# GIVEN REQUEST
Extract each line of the data below exactly as written.
== PROVIDED DATA ==
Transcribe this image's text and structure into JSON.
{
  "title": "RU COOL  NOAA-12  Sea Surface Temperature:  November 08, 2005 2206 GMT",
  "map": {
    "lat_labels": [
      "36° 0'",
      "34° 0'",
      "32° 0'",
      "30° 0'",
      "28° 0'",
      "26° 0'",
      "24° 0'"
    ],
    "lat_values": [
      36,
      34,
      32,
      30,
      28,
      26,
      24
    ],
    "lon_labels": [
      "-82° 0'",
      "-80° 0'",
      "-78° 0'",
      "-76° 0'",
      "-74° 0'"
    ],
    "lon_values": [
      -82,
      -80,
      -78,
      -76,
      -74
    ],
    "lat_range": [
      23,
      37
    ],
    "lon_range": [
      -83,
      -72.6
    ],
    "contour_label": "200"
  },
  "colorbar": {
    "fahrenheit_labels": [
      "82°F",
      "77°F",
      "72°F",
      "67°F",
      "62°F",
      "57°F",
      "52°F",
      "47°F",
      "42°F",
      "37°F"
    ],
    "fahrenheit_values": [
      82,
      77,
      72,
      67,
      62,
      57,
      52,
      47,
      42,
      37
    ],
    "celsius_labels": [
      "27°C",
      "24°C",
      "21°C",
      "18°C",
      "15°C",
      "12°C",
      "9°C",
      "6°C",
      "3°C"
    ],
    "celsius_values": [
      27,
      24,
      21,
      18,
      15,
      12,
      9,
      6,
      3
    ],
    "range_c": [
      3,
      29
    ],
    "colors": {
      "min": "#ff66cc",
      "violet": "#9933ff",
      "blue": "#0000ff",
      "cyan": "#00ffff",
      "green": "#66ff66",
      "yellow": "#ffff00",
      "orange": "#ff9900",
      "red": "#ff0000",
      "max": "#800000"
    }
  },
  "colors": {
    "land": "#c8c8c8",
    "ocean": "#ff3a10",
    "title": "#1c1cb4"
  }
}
===
# CORRECT OUTPUT
Transcribe this image's text and structure into JSON.
{
  "title": "RU COOL  NOAA-12  Sea Surface Temperature:  November 08, 2005 2206 GMT",
  "map": {
    "lat_labels": [
      "36° 0'",
      "34° 0'",
      "32° 0'",
      "30° 0'",
      "28° 0'",
      "26° 0'",
      "24° 0'"
    ],
    "lat_values": [
      36,
      34,
      32,
      30,
      28,
      26,
      24
    ],
    "lon_labels": [
      "-82° 0'",
      "-80° 0'",
      "-78° 0'",
      "-76° 0'",
      "-74° 0'"
    ],
    "lon_values": [
      -82,
      -80,
      -78,
      -76,
      -74
    ],
    "lat_range": [
      23,
      37
    ],
    "lon_range": [
      -83,
      -72.6
    ],
    "contour_label": "200"
  },
  "colorbar": {
    "fahrenheit_labels": [
      "82°F",
      "77°F",
      "72°F",
      "67°F",
      "62°F",
      "57°F",
      "52°F",
      "47°F",
      "42°F",
      "37°F"
    ],
    "fahrenheit_values": [
      82,
      77,
      72,
      67,
      62,
      57,
      52,
      47,
      42,
      37
    ],
    "celsius_labels": [
      "27°C",
      "24°C",
      "21°C",
      "18°C",
      "15°C",
      "12°C",
      "9°C",
      "6°C",
      "3°C"
    ],
    "celsius_values": [
      27,
      24,
      21,
      18,
      15,
      12,
      9,
      6,
      3
    ],
    "range_c": [
      3,
      29
    ],
    "colors": {
      "min": "#ff66cc",
      "violet": "#9933ff",
      "blue": "#0000ff",
      "cyan": "#00ffff",
      "green": "#66ff66",
      "yellow": "#ffff00",
      "orange": "#ff9900",
      "red": "#ff0000",
      "max": "#800000"
    }
  },
  "colors": {
    "land": "#c8c8c8",
    "ocean": "#ff3a10",
    "title": "#1c1cb4"
  }
}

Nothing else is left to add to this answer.